→ Recorded information:
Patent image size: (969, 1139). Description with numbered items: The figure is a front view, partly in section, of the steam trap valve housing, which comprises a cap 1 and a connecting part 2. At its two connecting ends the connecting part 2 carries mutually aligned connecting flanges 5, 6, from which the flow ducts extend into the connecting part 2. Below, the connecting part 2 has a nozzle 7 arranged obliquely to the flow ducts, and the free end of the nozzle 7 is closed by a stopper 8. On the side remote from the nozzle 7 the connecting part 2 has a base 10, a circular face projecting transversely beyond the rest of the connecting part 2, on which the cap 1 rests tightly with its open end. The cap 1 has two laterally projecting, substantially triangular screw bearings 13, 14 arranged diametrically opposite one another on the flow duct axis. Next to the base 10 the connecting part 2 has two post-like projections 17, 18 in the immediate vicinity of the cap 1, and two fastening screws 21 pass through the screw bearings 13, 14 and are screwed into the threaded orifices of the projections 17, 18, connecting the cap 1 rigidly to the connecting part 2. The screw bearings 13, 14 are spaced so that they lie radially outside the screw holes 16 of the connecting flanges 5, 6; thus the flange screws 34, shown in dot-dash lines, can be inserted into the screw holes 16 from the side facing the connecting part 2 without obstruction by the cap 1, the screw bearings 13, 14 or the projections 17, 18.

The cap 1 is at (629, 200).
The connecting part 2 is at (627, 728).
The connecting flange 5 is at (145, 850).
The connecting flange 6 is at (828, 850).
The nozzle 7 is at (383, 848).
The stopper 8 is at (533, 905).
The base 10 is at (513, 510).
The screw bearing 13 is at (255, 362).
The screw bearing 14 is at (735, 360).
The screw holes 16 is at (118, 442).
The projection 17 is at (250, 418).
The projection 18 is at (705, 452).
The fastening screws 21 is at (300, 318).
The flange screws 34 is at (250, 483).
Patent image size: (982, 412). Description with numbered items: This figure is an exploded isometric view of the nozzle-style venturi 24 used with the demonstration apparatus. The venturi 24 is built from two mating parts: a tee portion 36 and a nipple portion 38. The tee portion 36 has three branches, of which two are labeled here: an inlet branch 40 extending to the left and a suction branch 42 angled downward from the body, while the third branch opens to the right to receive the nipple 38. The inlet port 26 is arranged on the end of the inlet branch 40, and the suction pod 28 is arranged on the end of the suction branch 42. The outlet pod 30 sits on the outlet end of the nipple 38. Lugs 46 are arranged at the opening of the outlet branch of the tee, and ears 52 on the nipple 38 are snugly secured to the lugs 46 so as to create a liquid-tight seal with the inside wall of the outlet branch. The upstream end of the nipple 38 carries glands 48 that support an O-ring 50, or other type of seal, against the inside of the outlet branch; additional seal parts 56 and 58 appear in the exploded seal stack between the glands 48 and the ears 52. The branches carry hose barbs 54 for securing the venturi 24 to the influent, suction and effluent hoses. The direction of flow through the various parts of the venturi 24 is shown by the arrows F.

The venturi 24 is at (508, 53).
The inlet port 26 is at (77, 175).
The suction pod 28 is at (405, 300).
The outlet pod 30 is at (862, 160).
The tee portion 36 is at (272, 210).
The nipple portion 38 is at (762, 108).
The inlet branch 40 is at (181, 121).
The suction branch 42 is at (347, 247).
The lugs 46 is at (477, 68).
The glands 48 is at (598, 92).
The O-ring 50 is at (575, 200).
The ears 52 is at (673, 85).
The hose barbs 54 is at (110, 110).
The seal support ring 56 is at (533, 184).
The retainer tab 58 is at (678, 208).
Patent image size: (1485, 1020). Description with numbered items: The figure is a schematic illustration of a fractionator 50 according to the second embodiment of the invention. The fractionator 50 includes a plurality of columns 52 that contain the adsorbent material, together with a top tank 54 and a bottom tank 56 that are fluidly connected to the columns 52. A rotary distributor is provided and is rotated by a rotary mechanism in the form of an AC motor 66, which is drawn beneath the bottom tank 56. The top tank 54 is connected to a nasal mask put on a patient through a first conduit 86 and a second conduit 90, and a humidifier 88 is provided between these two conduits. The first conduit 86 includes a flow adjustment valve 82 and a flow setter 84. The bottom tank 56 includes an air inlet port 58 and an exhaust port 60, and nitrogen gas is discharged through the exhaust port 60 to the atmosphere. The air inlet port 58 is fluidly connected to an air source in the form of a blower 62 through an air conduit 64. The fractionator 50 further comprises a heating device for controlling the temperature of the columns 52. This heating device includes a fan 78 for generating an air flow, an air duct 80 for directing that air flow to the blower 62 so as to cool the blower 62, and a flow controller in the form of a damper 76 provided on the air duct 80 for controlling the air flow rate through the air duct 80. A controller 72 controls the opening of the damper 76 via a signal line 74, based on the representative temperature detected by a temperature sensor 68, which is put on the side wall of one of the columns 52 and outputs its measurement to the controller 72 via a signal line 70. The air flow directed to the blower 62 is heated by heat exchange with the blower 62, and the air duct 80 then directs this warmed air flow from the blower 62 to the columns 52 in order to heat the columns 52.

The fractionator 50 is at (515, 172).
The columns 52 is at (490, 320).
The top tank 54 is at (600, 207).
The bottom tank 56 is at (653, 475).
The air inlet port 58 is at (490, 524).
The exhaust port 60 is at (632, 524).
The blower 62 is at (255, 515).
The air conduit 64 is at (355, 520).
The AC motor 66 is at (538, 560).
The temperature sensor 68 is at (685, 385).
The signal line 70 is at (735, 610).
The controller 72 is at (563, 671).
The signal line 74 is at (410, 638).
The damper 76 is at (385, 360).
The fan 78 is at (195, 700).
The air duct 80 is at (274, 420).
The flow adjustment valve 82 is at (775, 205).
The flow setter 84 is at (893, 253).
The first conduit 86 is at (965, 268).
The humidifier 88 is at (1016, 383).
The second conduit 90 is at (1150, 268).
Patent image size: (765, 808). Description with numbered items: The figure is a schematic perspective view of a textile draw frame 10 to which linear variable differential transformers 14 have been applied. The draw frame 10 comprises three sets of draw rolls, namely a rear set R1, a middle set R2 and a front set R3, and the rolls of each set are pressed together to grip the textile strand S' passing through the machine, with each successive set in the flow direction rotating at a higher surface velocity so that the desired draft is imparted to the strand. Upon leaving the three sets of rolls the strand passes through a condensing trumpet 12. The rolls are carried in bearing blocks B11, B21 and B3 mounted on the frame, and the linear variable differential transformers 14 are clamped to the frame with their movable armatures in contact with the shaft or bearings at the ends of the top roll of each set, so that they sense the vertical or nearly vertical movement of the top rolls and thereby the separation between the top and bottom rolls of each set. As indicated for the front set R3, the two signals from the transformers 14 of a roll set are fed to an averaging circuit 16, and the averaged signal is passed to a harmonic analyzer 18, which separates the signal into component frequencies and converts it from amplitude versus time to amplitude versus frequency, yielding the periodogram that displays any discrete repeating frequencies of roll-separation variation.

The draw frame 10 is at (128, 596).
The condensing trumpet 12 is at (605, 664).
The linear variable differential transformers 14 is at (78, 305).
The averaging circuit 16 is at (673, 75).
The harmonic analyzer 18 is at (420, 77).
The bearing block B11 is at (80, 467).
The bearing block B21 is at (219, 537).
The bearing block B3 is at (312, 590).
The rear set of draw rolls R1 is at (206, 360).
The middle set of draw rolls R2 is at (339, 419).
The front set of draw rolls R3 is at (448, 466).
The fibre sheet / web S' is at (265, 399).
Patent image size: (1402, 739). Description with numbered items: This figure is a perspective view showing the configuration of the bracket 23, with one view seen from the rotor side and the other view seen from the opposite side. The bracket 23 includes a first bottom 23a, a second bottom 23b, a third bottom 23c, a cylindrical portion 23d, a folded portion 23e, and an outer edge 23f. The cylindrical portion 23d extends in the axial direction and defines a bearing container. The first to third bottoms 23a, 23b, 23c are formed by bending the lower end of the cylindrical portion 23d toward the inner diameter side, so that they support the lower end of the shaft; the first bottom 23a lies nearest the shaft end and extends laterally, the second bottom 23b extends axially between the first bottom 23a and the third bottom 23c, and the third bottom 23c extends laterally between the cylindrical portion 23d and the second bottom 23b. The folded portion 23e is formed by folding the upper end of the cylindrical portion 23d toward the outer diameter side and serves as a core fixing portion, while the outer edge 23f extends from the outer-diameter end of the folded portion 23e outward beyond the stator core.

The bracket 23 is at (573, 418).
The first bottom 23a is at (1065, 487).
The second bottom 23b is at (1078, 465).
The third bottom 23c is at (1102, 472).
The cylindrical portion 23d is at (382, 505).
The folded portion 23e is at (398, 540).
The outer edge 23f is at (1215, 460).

→ Instructions to follow: Starting at the line above that contains "Patent image size: (1402, 739)." and ending after the line that contains "The second bottom 23b is at (1078, 465).", output those lines as a numbered list. Leave out any blank lines.

→ Reply:
1. Patent image size: (1402, 739). Description with numbered items: This figure is a perspective view showing the configuration of the bracket 23, with one view seen from the rotor side and the other view seen from the opposite side. The bracket 23 includes a first bottom 23a, a second bottom 23b, a third bottom 23c, a cylindrical portion 23d, a folded portion 23e, and an outer edge 23f. The cylindrical portion 23d extends in the axial direction and defines a bearing container. The first to third bottoms 23a, 23b, 23c are formed by bending the lower end of the cylindrical portion 23d toward the inner diameter side, so that they support the lower end of the shaft; the first bottom 23a lies nearest the shaft end and extends laterally, the second bottom 23b extends axially between the first bottom 23a and the third bottom 23c, and the third bottom 23c extends laterally between the cylindrical portion 23d and the second bottom 23b. The folded portion 23e is formed by folding the upper end of the cylindrical portion 23d toward the outer diameter side and serves as a core fixing portion, while the outer edge 23f extends from the outer-diameter end of the folded portion 23e outward beyond the stator core.
2. The bracket 23 is at (573, 418).
3. The first bottom 23a is at (1065, 487).
4. The second bottom 23b is at (1078, 465).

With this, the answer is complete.